Some ETF investors nervous about the looming U.S. fiscal cliff are looking at international markets for better growth opportunities and diversification.
There are many low-cost funds that provide straight, market-cap-weighted exposure to developed countries and developing markets.
However, one analyst recommends investors take a lower-risk approach to investing abroad with ETFs that employ low-volatility and dividend strategies.
For Europe and other developed markets, Morningstar ETF Investor newsletter editor Sam Lee says he likes iShares MSCI EAFE Minimum Volatility (EFAV). Launched in October 2011, the ETF has $196.6 million in assets. The fund holds 172 stocks and charges an expense ratio of 0.2%, according to manager BlackRock (BLK).
The ETF selects the least-volatile stocks in the MSCI EAFE Index, a popular benchmark for international developed markets. EAFE stands for Europe, Australasia and Far East.
Historically in back tests, the specialized benchmark has had about one third to one fifth less volatility in the market-weighted EAFE Index, Lee notes. Volatility is a measure of a security’s tendency to jump around in price. [Low-Volatility ETFs vs. Dividend ETFs]
“Low volatility is a really compelling strategy because it seems over the long run low volatility strategies will offer you above the market return, but with about less risk. So I think it’s really promising strategy to apply especially in the more volatile markets right now,” Lee said in a video interview.

Dataset content

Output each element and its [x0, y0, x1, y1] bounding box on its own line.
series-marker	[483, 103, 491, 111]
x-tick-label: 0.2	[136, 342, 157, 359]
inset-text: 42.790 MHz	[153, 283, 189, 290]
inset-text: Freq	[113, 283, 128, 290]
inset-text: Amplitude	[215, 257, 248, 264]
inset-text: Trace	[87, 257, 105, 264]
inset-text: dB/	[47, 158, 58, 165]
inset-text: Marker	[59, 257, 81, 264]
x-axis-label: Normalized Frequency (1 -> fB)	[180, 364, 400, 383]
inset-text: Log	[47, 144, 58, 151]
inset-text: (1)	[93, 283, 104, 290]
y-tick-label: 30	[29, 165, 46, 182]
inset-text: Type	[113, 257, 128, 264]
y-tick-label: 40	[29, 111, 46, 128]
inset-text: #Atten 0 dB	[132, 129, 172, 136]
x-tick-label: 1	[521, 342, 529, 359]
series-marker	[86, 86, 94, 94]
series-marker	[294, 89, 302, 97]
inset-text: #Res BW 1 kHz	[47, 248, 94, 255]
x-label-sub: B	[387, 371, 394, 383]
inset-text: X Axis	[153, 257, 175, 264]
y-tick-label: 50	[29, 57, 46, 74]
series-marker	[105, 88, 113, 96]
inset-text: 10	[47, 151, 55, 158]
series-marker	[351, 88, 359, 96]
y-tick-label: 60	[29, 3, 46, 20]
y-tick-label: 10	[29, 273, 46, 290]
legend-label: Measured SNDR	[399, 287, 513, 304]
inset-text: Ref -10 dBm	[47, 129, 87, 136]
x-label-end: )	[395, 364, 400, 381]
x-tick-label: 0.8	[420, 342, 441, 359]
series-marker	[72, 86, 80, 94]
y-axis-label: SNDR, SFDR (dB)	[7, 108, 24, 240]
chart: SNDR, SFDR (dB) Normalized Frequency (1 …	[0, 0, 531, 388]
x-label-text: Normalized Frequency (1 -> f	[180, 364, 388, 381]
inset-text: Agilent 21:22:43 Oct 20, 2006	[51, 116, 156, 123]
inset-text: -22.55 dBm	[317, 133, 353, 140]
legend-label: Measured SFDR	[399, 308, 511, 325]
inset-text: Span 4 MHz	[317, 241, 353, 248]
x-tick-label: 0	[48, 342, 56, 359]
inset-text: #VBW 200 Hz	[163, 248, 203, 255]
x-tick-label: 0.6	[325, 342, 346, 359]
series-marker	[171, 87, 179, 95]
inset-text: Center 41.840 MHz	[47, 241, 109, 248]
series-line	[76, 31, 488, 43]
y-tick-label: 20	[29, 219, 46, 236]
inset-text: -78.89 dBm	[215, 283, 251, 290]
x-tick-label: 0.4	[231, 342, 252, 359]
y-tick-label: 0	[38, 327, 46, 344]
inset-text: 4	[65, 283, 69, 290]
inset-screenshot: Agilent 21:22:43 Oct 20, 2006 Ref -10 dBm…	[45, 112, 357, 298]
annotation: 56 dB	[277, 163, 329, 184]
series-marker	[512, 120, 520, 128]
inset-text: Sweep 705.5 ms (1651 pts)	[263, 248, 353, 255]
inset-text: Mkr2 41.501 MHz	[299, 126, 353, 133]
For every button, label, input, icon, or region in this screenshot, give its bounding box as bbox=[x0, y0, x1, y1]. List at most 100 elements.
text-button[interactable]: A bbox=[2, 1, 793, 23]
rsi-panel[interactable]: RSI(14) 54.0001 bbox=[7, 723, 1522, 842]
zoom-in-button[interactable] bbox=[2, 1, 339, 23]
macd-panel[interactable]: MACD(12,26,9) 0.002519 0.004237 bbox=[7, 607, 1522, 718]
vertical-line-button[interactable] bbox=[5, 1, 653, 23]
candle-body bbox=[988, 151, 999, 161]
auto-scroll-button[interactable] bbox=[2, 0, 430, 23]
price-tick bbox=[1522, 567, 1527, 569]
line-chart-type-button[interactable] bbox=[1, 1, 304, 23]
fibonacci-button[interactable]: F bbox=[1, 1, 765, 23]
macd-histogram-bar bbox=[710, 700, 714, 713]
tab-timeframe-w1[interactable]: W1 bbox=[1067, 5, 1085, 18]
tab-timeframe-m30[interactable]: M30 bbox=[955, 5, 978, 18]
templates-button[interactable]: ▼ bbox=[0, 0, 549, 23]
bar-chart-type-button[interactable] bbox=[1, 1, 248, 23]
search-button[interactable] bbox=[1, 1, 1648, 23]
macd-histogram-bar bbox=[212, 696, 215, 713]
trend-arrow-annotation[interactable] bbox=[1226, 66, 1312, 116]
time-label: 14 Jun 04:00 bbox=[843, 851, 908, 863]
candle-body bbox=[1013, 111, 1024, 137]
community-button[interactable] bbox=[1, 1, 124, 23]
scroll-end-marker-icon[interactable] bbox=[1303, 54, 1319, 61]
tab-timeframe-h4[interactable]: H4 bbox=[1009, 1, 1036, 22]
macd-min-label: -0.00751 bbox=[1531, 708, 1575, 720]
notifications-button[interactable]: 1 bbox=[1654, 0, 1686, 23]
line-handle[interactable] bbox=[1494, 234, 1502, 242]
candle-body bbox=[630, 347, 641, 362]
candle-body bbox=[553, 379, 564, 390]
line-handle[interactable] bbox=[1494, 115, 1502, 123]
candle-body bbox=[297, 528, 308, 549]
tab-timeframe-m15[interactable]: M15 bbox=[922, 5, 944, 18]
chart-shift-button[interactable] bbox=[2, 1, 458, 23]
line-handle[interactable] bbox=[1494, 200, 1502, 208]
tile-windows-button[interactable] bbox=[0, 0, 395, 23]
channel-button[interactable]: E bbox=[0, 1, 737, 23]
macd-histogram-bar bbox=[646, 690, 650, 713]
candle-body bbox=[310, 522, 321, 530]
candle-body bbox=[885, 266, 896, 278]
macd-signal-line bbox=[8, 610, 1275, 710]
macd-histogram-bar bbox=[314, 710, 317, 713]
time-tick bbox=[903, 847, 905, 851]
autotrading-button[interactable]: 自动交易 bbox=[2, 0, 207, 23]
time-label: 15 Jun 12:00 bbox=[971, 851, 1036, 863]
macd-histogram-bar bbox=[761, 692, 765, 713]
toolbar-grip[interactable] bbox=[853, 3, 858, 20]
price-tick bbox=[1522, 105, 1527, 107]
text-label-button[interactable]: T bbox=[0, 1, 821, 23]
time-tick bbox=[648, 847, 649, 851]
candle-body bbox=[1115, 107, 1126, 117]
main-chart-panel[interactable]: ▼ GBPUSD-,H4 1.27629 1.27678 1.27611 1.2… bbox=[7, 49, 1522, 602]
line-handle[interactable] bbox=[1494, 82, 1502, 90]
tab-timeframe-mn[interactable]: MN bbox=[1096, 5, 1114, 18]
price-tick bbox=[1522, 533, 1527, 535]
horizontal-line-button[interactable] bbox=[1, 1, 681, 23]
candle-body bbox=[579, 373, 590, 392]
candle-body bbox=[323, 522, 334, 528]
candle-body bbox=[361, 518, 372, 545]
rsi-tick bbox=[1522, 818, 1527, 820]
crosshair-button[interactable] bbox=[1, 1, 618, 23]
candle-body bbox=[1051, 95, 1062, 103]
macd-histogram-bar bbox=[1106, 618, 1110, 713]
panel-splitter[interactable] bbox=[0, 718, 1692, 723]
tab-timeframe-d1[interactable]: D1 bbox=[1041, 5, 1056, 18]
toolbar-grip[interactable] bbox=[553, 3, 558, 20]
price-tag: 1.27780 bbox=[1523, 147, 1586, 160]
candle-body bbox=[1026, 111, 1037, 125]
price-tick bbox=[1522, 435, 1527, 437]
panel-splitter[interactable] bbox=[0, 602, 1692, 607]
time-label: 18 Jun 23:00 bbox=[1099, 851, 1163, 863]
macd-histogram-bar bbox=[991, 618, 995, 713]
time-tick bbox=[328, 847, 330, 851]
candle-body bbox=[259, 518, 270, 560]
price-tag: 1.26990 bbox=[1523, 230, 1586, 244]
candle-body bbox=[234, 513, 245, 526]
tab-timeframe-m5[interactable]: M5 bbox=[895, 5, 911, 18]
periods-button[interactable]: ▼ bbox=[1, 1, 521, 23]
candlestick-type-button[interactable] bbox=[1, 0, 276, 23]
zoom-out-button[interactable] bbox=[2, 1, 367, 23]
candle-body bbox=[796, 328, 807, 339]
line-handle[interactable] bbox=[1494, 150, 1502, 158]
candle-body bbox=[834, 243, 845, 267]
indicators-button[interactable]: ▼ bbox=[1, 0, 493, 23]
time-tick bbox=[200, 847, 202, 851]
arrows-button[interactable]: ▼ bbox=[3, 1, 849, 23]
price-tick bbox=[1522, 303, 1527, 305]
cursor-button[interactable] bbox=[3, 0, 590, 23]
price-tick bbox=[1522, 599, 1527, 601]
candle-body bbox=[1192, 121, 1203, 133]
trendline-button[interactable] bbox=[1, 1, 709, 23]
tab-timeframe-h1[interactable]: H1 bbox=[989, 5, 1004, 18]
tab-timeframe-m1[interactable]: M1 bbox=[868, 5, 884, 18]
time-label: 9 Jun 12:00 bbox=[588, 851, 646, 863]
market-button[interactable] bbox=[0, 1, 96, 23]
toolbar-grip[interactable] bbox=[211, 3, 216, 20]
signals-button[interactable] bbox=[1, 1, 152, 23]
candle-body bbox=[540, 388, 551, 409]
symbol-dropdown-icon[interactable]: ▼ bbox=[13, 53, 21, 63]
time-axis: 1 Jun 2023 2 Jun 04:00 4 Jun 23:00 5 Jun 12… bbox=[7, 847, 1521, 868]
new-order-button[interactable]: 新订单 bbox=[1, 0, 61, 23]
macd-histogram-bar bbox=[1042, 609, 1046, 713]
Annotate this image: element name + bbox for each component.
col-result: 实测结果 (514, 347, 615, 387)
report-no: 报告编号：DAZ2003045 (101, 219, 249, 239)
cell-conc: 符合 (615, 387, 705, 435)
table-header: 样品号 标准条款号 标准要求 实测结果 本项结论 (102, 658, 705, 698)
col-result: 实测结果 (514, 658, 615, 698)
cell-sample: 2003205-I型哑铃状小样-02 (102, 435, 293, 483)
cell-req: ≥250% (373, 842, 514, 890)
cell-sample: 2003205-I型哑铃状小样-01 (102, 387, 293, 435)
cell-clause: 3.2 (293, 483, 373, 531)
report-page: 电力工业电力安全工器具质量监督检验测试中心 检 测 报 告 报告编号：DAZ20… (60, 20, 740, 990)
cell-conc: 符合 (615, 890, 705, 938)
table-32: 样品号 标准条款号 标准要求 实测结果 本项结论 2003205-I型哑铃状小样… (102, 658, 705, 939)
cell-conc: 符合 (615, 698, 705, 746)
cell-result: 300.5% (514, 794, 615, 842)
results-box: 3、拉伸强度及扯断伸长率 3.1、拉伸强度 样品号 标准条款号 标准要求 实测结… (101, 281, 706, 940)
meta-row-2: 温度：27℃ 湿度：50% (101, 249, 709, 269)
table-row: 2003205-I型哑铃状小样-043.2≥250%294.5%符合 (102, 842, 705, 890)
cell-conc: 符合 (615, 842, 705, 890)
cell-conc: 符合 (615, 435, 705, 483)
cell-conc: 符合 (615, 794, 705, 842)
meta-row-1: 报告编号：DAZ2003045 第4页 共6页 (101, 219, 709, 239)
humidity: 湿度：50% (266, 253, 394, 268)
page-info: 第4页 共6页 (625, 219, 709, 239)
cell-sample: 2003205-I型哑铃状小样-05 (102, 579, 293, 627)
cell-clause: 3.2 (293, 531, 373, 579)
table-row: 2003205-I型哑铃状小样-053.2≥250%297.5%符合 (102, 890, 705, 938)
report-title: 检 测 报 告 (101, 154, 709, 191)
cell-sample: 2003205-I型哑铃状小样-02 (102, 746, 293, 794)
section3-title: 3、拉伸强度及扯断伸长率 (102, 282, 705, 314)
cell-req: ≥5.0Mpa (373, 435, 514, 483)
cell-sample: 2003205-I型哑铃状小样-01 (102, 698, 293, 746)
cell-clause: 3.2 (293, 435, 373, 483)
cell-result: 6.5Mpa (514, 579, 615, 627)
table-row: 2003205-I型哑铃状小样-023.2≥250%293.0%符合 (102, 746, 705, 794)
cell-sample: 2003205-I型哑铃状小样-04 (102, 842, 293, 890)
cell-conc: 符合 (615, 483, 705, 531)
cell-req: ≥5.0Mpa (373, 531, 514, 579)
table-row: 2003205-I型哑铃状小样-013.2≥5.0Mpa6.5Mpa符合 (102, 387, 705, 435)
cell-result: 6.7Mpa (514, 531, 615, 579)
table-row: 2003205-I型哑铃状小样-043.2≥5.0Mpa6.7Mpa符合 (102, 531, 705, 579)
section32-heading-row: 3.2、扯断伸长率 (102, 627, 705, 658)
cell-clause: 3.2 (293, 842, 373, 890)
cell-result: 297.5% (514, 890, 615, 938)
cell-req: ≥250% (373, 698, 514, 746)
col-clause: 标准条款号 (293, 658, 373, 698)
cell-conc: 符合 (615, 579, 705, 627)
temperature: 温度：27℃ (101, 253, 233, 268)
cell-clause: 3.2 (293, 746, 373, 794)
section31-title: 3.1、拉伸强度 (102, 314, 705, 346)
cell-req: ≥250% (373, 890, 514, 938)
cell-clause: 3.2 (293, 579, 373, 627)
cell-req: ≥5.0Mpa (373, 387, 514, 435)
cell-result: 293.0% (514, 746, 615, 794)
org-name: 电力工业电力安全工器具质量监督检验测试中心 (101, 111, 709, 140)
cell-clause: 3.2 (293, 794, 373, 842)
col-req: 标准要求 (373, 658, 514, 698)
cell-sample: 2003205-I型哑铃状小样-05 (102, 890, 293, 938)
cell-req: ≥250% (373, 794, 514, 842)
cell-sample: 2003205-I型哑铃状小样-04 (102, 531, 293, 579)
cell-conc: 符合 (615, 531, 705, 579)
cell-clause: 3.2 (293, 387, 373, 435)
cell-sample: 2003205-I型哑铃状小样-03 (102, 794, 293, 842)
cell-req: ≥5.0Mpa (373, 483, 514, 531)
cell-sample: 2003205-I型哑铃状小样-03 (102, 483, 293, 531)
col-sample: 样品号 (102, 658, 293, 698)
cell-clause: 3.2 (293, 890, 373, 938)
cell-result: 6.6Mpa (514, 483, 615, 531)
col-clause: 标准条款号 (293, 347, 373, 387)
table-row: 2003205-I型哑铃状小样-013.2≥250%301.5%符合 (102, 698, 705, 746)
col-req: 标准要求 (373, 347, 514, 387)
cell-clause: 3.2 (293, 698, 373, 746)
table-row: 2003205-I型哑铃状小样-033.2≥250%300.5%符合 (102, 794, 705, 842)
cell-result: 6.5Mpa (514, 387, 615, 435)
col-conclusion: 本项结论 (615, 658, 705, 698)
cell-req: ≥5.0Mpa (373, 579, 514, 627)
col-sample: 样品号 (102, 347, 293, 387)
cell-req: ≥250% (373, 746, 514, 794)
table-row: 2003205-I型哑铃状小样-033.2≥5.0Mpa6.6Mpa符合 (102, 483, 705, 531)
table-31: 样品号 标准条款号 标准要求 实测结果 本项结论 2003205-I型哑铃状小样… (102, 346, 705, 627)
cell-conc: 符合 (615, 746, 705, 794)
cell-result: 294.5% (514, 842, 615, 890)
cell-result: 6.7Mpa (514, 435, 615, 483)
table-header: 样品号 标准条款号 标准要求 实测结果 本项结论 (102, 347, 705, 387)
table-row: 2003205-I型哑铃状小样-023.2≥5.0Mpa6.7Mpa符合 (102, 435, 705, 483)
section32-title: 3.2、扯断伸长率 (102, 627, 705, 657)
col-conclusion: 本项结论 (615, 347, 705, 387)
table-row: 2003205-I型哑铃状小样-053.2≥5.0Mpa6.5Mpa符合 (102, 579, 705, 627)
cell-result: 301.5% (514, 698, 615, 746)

What to work on
a) From the article on international ETFs, set down the passage from "For Europe and" to "manager BlackRock (BLK)." without any changes.
b) Recast the paragraph of the article on international ETFs that begins "For Europe and other developed markets" as a short bulleted list that keeps its key facts.
c) Extend the article on international ETFs with a few more paragraphs, starting after its last sentence.

Expected responses
a)
For Europe and other developed markets, Morningstar ETF Investor newsletter editor Sam Lee says he likes iShares MSCI EAFE Minimum Volatility (EFAV). Launched in October 2011, the ETF has $196.6 million in assets. The fund holds 172 stocks and charges an expense ratio of 0.2%, according to manager BlackRock (BLK).

b)
- Recommended by: Sam Lee, editor of the Morningstar ETF Investor newsletter
- Fund: iShares MSCI EAFE Minimum Volatility (EFAV), for Europe and other developed markets
- Launched: October 2011
- Assets: $196.6 million
- Holdings: 172 stocks
- Expense ratio: 0.2%, according to manager BlackRock (BLK)

c)
For developing markets, the Morningstar ETF analyst says he favors WisdomTree Emerging Markets Equity Income (DEM). The popular fund has raked in $2.4 billion of inflows so far this year, according to Index Universe data. [Emerging Market Dividend ETFs: How to Choose the Right Fund]
DEM has an expense ratio of 0.63% and is paying a SEC 30-day yield of 4.2%, according to sponsor WisdomTree (WETF). The fund holds assets of $4.4 billion.
“There is higher turnover, but I think that the value tilt and the dividend tilt are very useful especially in the emerging markets because emerging markets are countries in which accounting standards are not as clear, as uniform, and their balance sheets are not as transparent,” Lee said. “And not only that, but management may not be as well-aligned with shareholders as they are in U.S. companies. So if you own dividend-paying stocks, then you’re buying stocks in companies where management’s interests and your interests are more well-aligned.”